■ TASK TO COMPLETE: Will you write out all the entries below exactly?

— Start of RECORDS SUPPLIED —

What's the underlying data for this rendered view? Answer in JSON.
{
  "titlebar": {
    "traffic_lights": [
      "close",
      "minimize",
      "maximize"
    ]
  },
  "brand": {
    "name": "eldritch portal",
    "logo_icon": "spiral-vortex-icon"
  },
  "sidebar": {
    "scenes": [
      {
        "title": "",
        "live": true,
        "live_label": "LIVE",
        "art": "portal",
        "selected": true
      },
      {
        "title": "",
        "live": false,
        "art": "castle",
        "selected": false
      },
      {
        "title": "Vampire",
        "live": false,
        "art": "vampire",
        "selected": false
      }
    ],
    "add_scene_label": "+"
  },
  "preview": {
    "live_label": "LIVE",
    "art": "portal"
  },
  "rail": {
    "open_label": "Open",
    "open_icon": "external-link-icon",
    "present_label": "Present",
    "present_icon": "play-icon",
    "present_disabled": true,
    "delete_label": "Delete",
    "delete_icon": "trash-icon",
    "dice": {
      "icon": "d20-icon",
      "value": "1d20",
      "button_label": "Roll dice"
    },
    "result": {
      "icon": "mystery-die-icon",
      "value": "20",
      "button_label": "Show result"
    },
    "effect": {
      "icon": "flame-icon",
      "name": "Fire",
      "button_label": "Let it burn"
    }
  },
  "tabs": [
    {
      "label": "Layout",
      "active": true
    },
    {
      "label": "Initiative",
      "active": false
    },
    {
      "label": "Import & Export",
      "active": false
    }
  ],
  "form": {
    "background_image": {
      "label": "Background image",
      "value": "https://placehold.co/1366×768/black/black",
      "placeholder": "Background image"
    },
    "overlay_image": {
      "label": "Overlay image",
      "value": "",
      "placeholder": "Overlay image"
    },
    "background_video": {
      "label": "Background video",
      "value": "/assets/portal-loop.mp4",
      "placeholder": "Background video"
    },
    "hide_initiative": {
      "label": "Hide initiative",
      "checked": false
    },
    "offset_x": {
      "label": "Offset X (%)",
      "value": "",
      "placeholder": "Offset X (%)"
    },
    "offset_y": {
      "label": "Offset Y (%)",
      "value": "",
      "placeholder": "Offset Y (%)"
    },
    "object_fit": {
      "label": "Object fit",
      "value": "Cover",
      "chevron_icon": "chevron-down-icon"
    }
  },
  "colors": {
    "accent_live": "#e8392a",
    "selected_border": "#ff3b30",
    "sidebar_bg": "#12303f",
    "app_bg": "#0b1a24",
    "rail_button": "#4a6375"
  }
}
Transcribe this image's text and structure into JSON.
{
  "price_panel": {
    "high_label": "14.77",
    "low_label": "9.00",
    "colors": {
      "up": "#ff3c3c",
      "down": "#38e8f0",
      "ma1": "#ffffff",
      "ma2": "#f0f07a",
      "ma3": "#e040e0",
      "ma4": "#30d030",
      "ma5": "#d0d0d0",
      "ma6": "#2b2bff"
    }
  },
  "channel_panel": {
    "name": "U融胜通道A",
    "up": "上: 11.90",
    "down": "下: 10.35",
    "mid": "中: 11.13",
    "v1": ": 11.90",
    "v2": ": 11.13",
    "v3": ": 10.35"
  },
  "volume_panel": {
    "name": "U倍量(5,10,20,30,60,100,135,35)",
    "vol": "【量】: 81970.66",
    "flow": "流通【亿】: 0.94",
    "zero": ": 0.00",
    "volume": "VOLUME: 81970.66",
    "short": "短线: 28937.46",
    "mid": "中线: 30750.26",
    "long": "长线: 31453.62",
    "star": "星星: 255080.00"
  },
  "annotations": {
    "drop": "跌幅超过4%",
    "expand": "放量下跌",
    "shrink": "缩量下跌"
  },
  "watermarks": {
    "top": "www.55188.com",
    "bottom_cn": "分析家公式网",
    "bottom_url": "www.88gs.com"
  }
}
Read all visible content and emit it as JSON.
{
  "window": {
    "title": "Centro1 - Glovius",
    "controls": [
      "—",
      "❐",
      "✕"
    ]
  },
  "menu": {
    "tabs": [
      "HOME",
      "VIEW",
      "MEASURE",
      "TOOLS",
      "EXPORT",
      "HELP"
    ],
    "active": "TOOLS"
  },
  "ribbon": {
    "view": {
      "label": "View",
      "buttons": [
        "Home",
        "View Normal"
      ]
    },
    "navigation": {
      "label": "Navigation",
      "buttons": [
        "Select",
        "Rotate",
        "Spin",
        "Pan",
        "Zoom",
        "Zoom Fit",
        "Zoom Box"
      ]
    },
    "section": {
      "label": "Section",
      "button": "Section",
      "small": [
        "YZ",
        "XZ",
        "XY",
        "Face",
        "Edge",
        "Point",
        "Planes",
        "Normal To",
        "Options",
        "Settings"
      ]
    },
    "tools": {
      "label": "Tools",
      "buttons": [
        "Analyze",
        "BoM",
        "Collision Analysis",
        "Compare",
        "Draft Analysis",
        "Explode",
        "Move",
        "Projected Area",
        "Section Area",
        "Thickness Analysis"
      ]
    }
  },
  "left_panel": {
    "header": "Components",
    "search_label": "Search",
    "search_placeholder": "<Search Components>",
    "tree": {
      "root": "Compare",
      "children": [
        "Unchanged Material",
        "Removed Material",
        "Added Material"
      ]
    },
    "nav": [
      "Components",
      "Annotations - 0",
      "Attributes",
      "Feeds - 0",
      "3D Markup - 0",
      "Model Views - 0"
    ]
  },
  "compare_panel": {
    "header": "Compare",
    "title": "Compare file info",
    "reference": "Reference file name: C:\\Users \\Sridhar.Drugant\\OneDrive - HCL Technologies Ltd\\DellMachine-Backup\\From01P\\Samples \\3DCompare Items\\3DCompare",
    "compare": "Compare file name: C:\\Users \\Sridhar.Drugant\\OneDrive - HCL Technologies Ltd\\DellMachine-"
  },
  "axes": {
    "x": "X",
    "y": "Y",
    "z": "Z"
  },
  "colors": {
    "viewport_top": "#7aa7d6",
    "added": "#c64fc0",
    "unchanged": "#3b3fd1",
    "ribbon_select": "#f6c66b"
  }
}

— End of RECORDS SUPPLIED —

■ ANSWER TO THE EXERCISE:
What's the underlying data for this rendered view? Answer in JSON.
{
  "titlebar": {
    "traffic_lights": [
      "close",
      "minimize",
      "maximize"
    ]
  },
  "brand": {
    "name": "eldritch portal",
    "logo_icon": "spiral-vortex-icon"
  },
  "sidebar": {
    "scenes": [
      {
        "title": "",
        "live": true,
        "live_label": "LIVE",
        "art": "portal",
        "selected": true
      },
      {
        "title": "",
        "live": false,
        "art": "castle",
        "selected": false
      },
      {
        "title": "Vampire",
        "live": false,
        "art": "vampire",
        "selected": false
      }
    ],
    "add_scene_label": "+"
  },
  "preview": {
    "live_label": "LIVE",
    "art": "portal"
  },
  "rail": {
    "open_label": "Open",
    "open_icon": "external-link-icon",
    "present_label": "Present",
    "present_icon": "play-icon",
    "present_disabled": true,
    "delete_label": "Delete",
    "delete_icon": "trash-icon",
    "dice": {
      "icon": "d20-icon",
      "value": "1d20",
      "button_label": "Roll dice"
    },
    "result": {
      "icon": "mystery-die-icon",
      "value": "20",
      "button_label": "Show result"
    },
    "effect": {
      "icon": "flame-icon",
      "name": "Fire",
      "button_label": "Let it burn"
    }
  },
  "tabs": [
    {
      "label": "Layout",
      "active": true
    },
    {
      "label": "Initiative",
      "active": false
    },
    {
      "label": "Import & Export",
      "active": false
    }
  ],
  "form": {
    "background_image": {
      "label": "Background image",
      "value": "https://placehold.co/1366×768/black/black",
      "placeholder": "Background image"
    },
    "overlay_image": {
      "label": "Overlay image",
      "value": "",
      "placeholder": "Overlay image"
    },
    "background_video": {
      "label": "Background video",
      "value": "/assets/portal-loop.mp4",
      "placeholder": "Background video"
    },
    "hide_initiative": {
      "label": "Hide initiative",
      "checked": false
    },
    "offset_x": {
      "label": "Offset X (%)",
      "value": "",
      "placeholder": "Offset X (%)"
    },
    "offset_y": {
      "label": "Offset Y (%)",
      "value": "",
      "placeholder": "Offset Y (%)"
    },
    "object_fit": {
      "label": "Object fit",
      "value": "Cover",
      "chevron_icon": "chevron-down-icon"
    }
  },
  "colors": {
    "accent_live": "#e8392a",
    "selected_border": "#ff3b30",
    "sidebar_bg": "#12303f",
    "app_bg": "#0b1a24",
    "rail_button": "#4a6375"
  }
}
Transcribe this image's text and structure into JSON.
{
  "price_panel": {
    "high_label": "14.77",
    "low_label": "9.00",
    "colors": {
      "up": "#ff3c3c",
      "down": "#38e8f0",
      "ma1": "#ffffff",
      "ma2": "#f0f07a",
      "ma3": "#e040e0",
      "ma4": "#30d030",
      "ma5": "#d0d0d0",
      "ma6": "#2b2bff"
    }
  },
  "channel_panel": {
    "name": "U融胜通道A",
    "up": "上: 11.90",
    "down": "下: 10.35",
    "mid": "中: 11.13",
    "v1": ": 11.90",
    "v2": ": 11.13",
    "v3": ": 10.35"
  },
  "volume_panel": {
    "name": "U倍量(5,10,20,30,60,100,135,35)",
    "vol": "【量】: 81970.66",
    "flow": "流通【亿】: 0.94",
    "zero": ": 0.00",
    "volume": "VOLUME: 81970.66",
    "short": "短线: 28937.46",
    "mid": "中线: 30750.26",
    "long": "长线: 31453.62",
    "star": "星星: 255080.00"
  },
  "annotations": {
    "drop": "跌幅超过4%",
    "expand": "放量下跌",
    "shrink": "缩量下跌"
  },
  "watermarks": {
    "top": "www.55188.com",
    "bottom_cn": "分析家公式网",
    "bottom_url": "www.88gs.com"
  }
}
Read all visible content and emit it as JSON.
{
  "window": {
    "title": "Centro1 - Glovius",
    "controls": [
      "—",
      "❐",
      "✕"
    ]
  },
  "menu": {
    "tabs": [
      "HOME",
      "VIEW",
      "MEASURE",
      "TOOLS",
      "EXPORT",
      "HELP"
    ],
    "active": "TOOLS"
  },
  "ribbon": {
    "view": {
      "label": "View",
      "buttons": [
        "Home",
        "View Normal"
      ]
    },
    "navigation": {
      "label": "Navigation",
      "buttons": [
        "Select",
        "Rotate",
        "Spin",
        "Pan",
        "Zoom",
        "Zoom Fit",
        "Zoom Box"
      ]
    },
    "section": {
      "label": "Section",
      "button": "Section",
      "small": [
        "YZ",
        "XZ",
        "XY",
        "Face",
        "Edge",
        "Point",
        "Planes",
        "Normal To",
        "Options",
        "Settings"
      ]
    },
    "tools": {
      "label": "Tools",
      "buttons": [
        "Analyze",
        "BoM",
        "Collision Analysis",
        "Compare",
        "Draft Analysis",
        "Explode",
        "Move",
        "Projected Area",
        "Section Area",
        "Thickness Analysis"
      ]
    }
  },
  "left_panel": {
    "header": "Components",
    "search_label": "Search",
    "search_placeholder": "<Search Components>",
    "tree": {
      "root": "Compare",
      "children": [
        "Unchanged Material",
        "Removed Material",
        "Added Material"
      ]
    },
    "nav": [
      "Components",
      "Annotations - 0",
      "Attributes",
      "Feeds - 0",
      "3D Markup - 0",
      "Model Views - 0"
    ]
  },
  "compare_panel": {
    "header": "Compare",
    "title": "Compare file info",
    "reference": "Reference file name: C:\\Users \\Sridhar.Drugant\\OneDrive - HCL Technologies Ltd\\DellMachine-Backup\\From01P\\Samples \\3DCompare Items\\3DCompare",
    "compare": "Compare file name: C:\\Users \\Sridhar.Drugant\\OneDrive - HCL Technologies Ltd\\DellMachine-"
  },
  "axes": {
    "x": "X",
    "y": "Y",
    "z": "Z"
  },
  "colors": {
    "viewport_top": "#7aa7d6",
    "added": "#c64fc0",
    "unchanged": "#3b3fd1",
    "ribbon_select": "#f6c66b"
  }
}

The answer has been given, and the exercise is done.